-- START --

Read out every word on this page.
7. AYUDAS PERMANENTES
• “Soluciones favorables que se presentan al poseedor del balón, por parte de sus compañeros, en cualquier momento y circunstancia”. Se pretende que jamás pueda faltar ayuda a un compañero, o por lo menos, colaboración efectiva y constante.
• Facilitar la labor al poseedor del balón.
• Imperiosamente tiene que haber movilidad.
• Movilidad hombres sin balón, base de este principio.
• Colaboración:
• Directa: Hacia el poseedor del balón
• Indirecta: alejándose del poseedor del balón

-- END --

• AIM:
Write out every entry again exactly, please, with nothing missing.

• RESULT OF THE EXERCISE:
Read out every word on this page.
7. AYUDAS PERMANENTES
• “Soluciones favorables que se presentan al poseedor del balón, por parte de sus compañeros, en cualquier momento y circunstancia”. Se pretende que jamás pueda faltar ayuda a un compañero, o por lo menos, colaboración efectiva y constante.
• Facilitar la labor al poseedor del balón.
• Imperiosamente tiene que haber movilidad.
• Movilidad hombres sin balón, base de este principio.
• Colaboración:
• Directa: Hacia el poseedor del balón
• Indirecta: alejándose del poseedor del balón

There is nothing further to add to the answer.